**RECORDS FOR THIS EXERCISE**:
# # # # # # #
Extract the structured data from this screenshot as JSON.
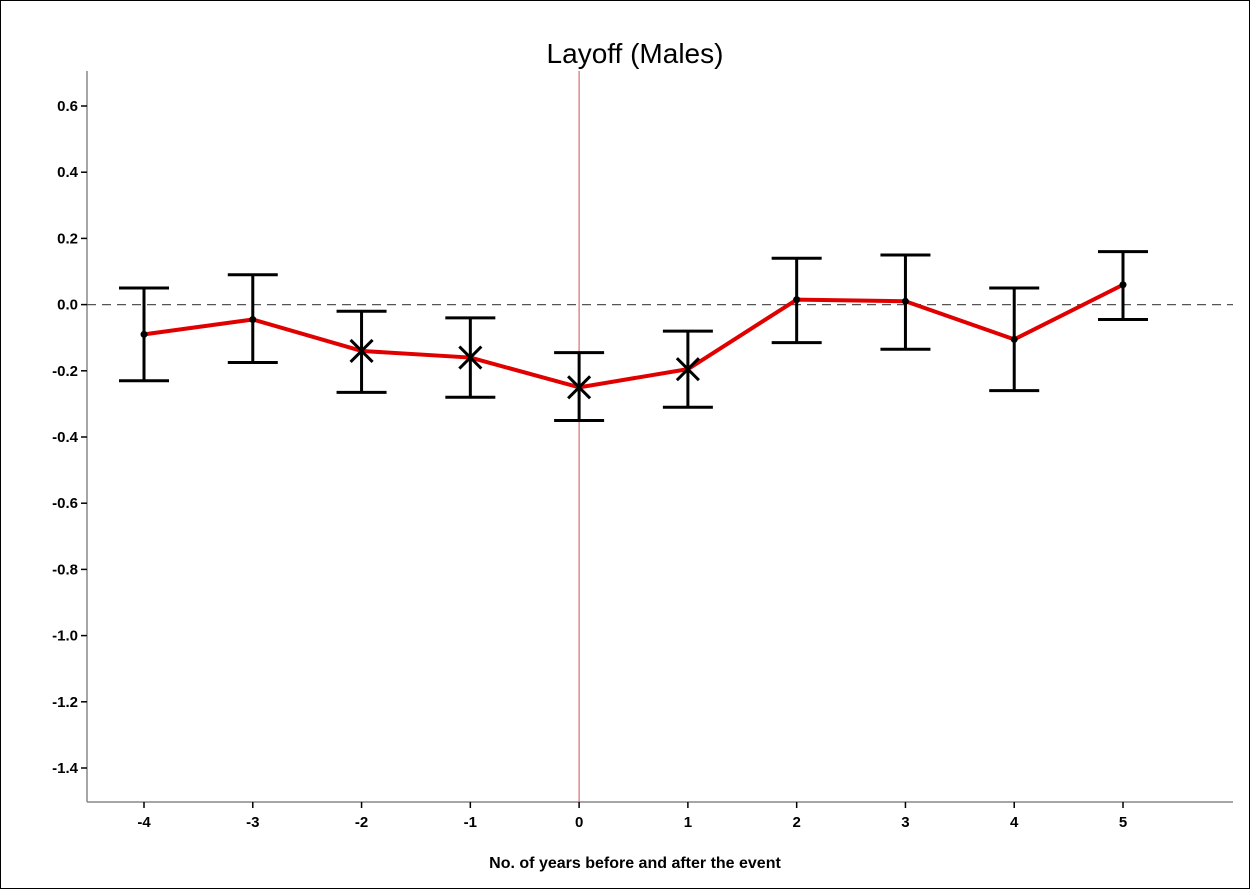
{
  "chart_data": {
    "type": "line",
    "title": "Layoff (Males)",
    "xlabel": "No. of years before and after the event",
    "ylabel": "",
    "x": [
      -4,
      -3,
      -2,
      -1,
      0,
      1,
      2,
      3,
      4,
      5
    ],
    "x_tick_labels": [
      "-4",
      "-3",
      "-2",
      "-1",
      "0",
      "1",
      "2",
      "3",
      "4",
      "5"
    ],
    "y_ticks": [
      0.6,
      0.4,
      0.2,
      0.0,
      -0.2,
      -0.4,
      -0.6,
      -0.8,
      -1.0,
      -1.2,
      -1.4
    ],
    "y_tick_labels": [
      "0.6",
      "0.4",
      "0.2",
      "0.0",
      "-0.2",
      "-0.4",
      "-0.6",
      "-0.8",
      "-1.0",
      "-1.2",
      "-1.4"
    ],
    "ylim": [
      -1.5,
      0.7
    ],
    "xlim": [
      -5,
      6
    ],
    "series": [
      {
        "values": [
          -0.09,
          -0.045,
          -0.14,
          -0.16,
          -0.25,
          -0.195,
          0.015,
          0.01,
          -0.105,
          0.06
        ],
        "ci_lower": [
          -0.23,
          -0.175,
          -0.265,
          -0.28,
          -0.35,
          -0.31,
          -0.115,
          -0.135,
          -0.26,
          -0.045
        ],
        "ci_upper": [
          0.05,
          0.09,
          -0.02,
          -0.04,
          -0.145,
          -0.08,
          0.14,
          0.15,
          0.05,
          0.16
        ],
        "marker": [
          "dot",
          "dot",
          "x",
          "x",
          "x",
          "x",
          "dot",
          "dot",
          "dot",
          "dot"
        ]
      }
    ],
    "reference_lines": {
      "horizontal_y": 0.0,
      "horizontal_style": "dashed",
      "vertical_x": 0
    },
    "colors": {
      "line": "#e00000",
      "errorbar": "#000000",
      "reference_vertical": "#d47070",
      "reference_horizontal": "#555555",
      "axis": "#888888"
    },
    "grid": false,
    "legend": "none"
  }
}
# # # # # # #
**GIVEN REQUEST**:
Set down every record once more, word for word, without pictures.

**WRITTEN REPLY**:
Extract the structured data from this screenshot as JSON.
{
  "chart_data": {
    "type": "line",
    "title": "Layoff (Males)",
    "xlabel": "No. of years before and after the event",
    "ylabel": "",
    "x": [
      -4,
      -3,
      -2,
      -1,
      0,
      1,
      2,
      3,
      4,
      5
    ],
    "x_tick_labels": [
      "-4",
      "-3",
      "-2",
      "-1",
      "0",
      "1",
      "2",
      "3",
      "4",
      "5"
    ],
    "y_ticks": [
      0.6,
      0.4,
      0.2,
      0.0,
      -0.2,
      -0.4,
      -0.6,
      -0.8,
      -1.0,
      -1.2,
      -1.4
    ],
    "y_tick_labels": [
      "0.6",
      "0.4",
      "0.2",
      "0.0",
      "-0.2",
      "-0.4",
      "-0.6",
      "-0.8",
      "-1.0",
      "-1.2",
      "-1.4"
    ],
    "ylim": [
      -1.5,
      0.7
    ],
    "xlim": [
      -5,
      6
    ],
    "series": [
      {
        "values": [
          -0.09,
          -0.045,
          -0.14,
          -0.16,
          -0.25,
          -0.195,
          0.015,
          0.01,
          -0.105,
          0.06
        ],
        "ci_lower": [
          -0.23,
          -0.175,
          -0.265,
          -0.28,
          -0.35,
          -0.31,
          -0.115,
          -0.135,
          -0.26,
          -0.045
        ],
        "ci_upper": [
          0.05,
          0.09,
          -0.02,
          -0.04,
          -0.145,
          -0.08,
          0.14,
          0.15,
          0.05,
          0.16
        ],
        "marker": [
          "dot",
          "dot",
          "x",
          "x",
          "x",
          "x",
          "dot",
          "dot",
          "dot",
          "dot"
        ]
      }
    ],
    "reference_lines": {
      "horizontal_y": 0.0,
      "horizontal_style": "dashed",
      "vertical_x": 0
    },
    "colors": {
      "line": "#e00000",
      "errorbar": "#000000",
      "reference_vertical": "#d47070",
      "reference_horizontal": "#555555",
      "axis": "#888888"
    },
    "grid": false,
    "legend": "none"
  }
}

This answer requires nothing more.